The request ▸ Write out only the tail of the records, beginning at the line containing "Transcribe this image's" and including the last line, exactly as written.

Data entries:
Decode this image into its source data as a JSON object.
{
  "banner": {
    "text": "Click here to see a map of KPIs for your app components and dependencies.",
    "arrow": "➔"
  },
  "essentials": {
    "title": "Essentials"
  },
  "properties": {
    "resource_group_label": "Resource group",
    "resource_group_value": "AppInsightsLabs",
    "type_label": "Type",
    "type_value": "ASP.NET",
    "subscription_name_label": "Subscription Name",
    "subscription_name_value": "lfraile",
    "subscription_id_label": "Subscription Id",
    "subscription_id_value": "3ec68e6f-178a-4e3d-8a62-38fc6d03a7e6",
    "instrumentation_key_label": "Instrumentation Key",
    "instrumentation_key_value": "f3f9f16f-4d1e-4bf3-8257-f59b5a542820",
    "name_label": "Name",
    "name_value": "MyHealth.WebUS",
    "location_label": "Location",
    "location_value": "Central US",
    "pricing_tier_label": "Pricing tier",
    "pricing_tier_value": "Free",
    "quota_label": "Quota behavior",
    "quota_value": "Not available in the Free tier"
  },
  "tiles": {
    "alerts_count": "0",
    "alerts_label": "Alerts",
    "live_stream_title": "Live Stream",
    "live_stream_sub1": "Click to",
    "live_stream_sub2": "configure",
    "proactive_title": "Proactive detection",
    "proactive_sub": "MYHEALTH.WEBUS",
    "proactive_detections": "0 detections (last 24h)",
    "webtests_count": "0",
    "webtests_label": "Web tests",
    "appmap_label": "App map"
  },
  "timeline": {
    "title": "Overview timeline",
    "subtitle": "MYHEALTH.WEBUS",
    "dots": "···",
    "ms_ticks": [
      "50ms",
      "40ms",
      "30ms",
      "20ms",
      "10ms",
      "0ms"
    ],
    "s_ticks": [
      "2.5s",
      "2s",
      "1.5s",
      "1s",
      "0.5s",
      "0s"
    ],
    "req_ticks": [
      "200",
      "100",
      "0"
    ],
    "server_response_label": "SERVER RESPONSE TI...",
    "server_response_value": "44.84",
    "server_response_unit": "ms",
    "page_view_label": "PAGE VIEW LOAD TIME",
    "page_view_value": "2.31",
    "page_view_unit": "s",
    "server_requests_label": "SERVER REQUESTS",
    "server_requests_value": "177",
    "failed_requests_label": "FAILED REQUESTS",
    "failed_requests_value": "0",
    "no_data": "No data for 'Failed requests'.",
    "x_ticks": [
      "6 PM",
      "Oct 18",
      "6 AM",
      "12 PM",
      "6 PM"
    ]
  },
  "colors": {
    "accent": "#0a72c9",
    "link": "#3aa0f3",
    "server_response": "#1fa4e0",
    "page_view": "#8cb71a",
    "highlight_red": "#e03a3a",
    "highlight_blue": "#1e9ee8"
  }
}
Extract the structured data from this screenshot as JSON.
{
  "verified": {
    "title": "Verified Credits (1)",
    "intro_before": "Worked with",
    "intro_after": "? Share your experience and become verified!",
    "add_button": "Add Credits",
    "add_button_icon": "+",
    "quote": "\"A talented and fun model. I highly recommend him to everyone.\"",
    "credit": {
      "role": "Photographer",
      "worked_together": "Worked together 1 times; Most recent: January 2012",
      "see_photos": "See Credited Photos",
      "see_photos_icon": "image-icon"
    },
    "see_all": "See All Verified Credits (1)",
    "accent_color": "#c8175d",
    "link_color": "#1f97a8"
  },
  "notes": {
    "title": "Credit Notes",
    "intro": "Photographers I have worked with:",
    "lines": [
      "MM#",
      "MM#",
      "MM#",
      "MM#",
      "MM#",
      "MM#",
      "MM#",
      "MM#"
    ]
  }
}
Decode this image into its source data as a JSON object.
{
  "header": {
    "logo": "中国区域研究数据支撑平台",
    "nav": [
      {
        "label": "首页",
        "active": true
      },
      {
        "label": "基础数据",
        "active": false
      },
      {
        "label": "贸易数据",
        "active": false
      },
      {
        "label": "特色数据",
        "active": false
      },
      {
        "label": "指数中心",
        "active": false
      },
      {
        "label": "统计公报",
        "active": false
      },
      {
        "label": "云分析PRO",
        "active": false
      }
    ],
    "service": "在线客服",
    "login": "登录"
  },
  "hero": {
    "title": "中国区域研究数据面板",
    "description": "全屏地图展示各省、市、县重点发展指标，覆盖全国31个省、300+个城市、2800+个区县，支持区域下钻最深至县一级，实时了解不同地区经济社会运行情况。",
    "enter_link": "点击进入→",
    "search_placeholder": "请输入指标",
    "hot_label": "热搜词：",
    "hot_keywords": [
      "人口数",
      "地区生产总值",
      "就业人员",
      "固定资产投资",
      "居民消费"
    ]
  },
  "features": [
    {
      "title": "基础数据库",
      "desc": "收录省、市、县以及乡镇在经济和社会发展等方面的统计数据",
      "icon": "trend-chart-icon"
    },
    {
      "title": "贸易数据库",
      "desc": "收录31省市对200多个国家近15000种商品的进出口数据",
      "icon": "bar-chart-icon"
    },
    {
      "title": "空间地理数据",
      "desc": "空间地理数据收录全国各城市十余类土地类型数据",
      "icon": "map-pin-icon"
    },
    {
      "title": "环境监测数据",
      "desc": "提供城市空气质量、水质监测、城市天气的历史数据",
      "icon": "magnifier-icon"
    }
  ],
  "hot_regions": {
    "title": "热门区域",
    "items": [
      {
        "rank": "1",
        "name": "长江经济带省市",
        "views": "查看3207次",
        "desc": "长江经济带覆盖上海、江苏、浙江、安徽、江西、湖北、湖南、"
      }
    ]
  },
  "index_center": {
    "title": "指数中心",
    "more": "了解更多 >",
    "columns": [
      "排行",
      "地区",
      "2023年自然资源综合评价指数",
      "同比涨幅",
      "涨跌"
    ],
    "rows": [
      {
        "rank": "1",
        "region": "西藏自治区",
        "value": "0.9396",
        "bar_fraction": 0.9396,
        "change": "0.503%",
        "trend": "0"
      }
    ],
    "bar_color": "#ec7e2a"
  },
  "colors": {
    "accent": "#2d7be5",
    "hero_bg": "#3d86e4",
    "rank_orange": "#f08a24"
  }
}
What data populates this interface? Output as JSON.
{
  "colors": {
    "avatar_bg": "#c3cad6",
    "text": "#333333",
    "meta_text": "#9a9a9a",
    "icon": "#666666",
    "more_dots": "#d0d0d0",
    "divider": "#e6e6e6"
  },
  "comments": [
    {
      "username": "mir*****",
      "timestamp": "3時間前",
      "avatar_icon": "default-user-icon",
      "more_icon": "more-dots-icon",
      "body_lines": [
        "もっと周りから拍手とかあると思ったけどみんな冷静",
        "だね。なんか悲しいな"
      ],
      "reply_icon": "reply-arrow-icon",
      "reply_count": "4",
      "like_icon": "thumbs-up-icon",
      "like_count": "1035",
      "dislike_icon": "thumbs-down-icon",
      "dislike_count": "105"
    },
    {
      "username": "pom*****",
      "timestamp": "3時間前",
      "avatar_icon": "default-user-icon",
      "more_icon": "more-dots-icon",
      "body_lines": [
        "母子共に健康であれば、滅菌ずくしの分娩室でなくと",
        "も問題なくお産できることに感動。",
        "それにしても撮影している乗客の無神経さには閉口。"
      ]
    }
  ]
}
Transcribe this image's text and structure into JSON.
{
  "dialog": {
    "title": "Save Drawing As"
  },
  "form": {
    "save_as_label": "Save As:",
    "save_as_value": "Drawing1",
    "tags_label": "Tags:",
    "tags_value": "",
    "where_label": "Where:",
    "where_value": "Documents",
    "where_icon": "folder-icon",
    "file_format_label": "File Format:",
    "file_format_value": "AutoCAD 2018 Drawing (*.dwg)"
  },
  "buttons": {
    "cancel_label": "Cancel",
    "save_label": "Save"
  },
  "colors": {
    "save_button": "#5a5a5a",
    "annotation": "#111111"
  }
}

Problem solution ▸
Transcribe this image's text and structure into JSON.
{
  "dialog": {
    "title": "Save Drawing As"
  },
  "form": {
    "save_as_label": "Save As:",
    "save_as_value": "Drawing1",
    "tags_label": "Tags:",
    "tags_value": "",
    "where_label": "Where:",
    "where_value": "Documents",
    "where_icon": "folder-icon",
    "file_format_label": "File Format:",
    "file_format_value": "AutoCAD 2018 Drawing (*.dwg)"
  },
  "buttons": {
    "cancel_label": "Cancel",
    "save_label": "Save"
  },
  "colors": {
    "save_button": "#5a5a5a",
    "annotation": "#111111"
  }
}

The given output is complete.